● **YOUR INSTRUCTIONS**
Every line that holds "Susan" should be shown.

● **EXERCISE MATERIAL**
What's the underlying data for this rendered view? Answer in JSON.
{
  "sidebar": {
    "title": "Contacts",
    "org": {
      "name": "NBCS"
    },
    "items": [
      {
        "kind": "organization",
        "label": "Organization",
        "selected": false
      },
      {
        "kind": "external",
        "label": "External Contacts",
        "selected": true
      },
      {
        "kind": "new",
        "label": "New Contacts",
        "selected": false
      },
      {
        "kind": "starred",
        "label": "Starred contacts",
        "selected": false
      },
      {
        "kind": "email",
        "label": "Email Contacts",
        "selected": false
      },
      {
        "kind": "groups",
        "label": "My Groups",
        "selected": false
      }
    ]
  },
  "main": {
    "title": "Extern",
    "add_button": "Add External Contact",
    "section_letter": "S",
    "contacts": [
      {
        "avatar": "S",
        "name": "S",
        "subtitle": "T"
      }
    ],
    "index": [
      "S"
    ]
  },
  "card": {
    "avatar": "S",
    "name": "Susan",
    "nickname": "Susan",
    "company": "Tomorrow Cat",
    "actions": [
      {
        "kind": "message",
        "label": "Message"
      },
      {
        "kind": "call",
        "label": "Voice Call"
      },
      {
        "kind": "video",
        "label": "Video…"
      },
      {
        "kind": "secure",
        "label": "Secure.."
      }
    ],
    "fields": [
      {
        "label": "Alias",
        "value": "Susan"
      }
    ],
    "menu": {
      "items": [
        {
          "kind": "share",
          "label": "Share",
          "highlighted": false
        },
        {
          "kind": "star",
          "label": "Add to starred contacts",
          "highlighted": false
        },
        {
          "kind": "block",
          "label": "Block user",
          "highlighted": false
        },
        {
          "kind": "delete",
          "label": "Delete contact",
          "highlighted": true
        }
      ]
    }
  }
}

● **ANSWER FOR THIS EXERCISE**
    "name": "Susan",
    "nickname": "Susan",
        "value": "Susan"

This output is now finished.